:: Your instructions ::
Repeat each entry word for word. Leave any images out of the copy.
-=-=-
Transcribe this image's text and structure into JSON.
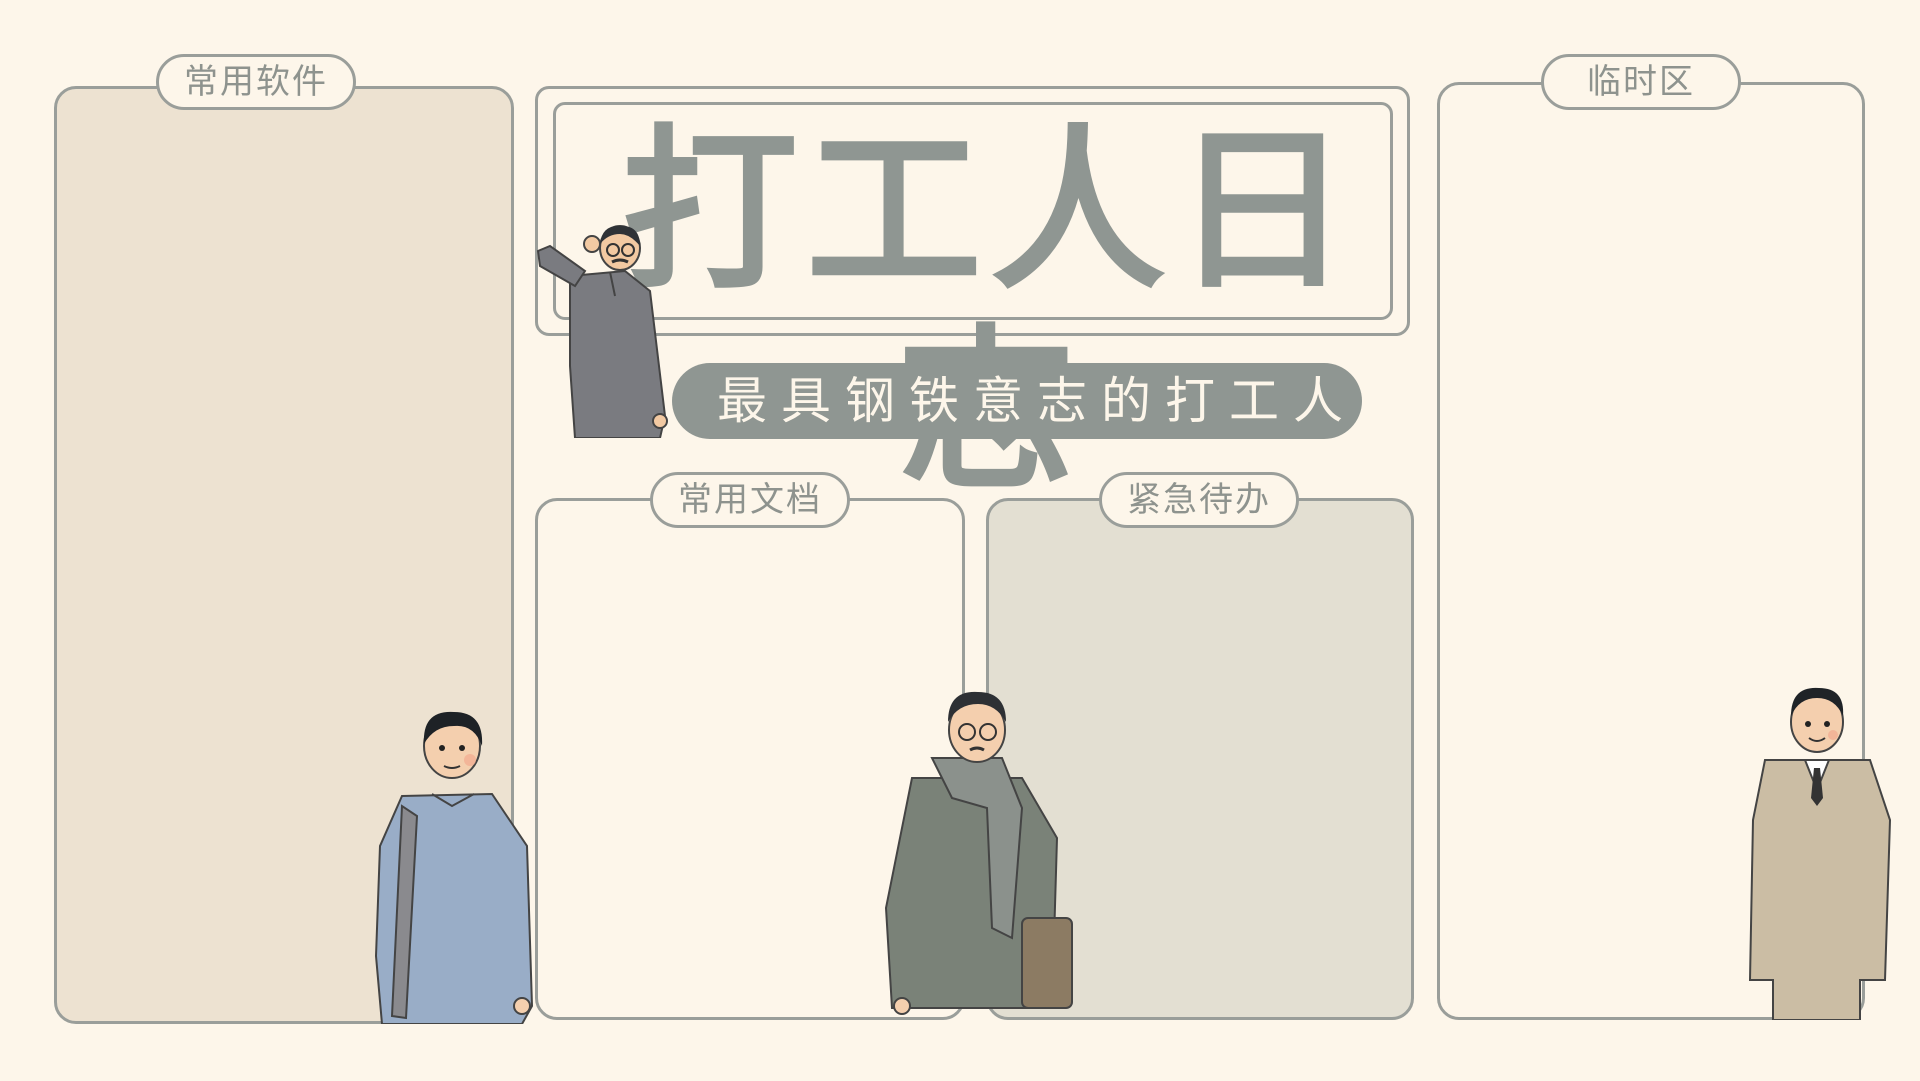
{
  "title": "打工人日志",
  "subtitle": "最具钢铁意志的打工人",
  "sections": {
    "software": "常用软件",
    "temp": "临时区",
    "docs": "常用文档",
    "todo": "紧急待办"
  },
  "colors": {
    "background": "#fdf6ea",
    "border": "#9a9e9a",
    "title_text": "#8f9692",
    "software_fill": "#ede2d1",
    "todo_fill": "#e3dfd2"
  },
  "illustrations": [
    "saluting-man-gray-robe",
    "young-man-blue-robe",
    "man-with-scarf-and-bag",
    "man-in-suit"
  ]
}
-=-=-
:: Final result ::
Transcribe this image's text and structure into JSON.
{
  "title": "打工人日志",
  "subtitle": "最具钢铁意志的打工人",
  "sections": {
    "software": "常用软件",
    "temp": "临时区",
    "docs": "常用文档",
    "todo": "紧急待办"
  },
  "colors": {
    "background": "#fdf6ea",
    "border": "#9a9e9a",
    "title_text": "#8f9692",
    "software_fill": "#ede2d1",
    "todo_fill": "#e3dfd2"
  },
  "illustrations": [
    "saluting-man-gray-robe",
    "young-man-blue-robe",
    "man-with-scarf-and-bag",
    "man-in-suit"
  ]
}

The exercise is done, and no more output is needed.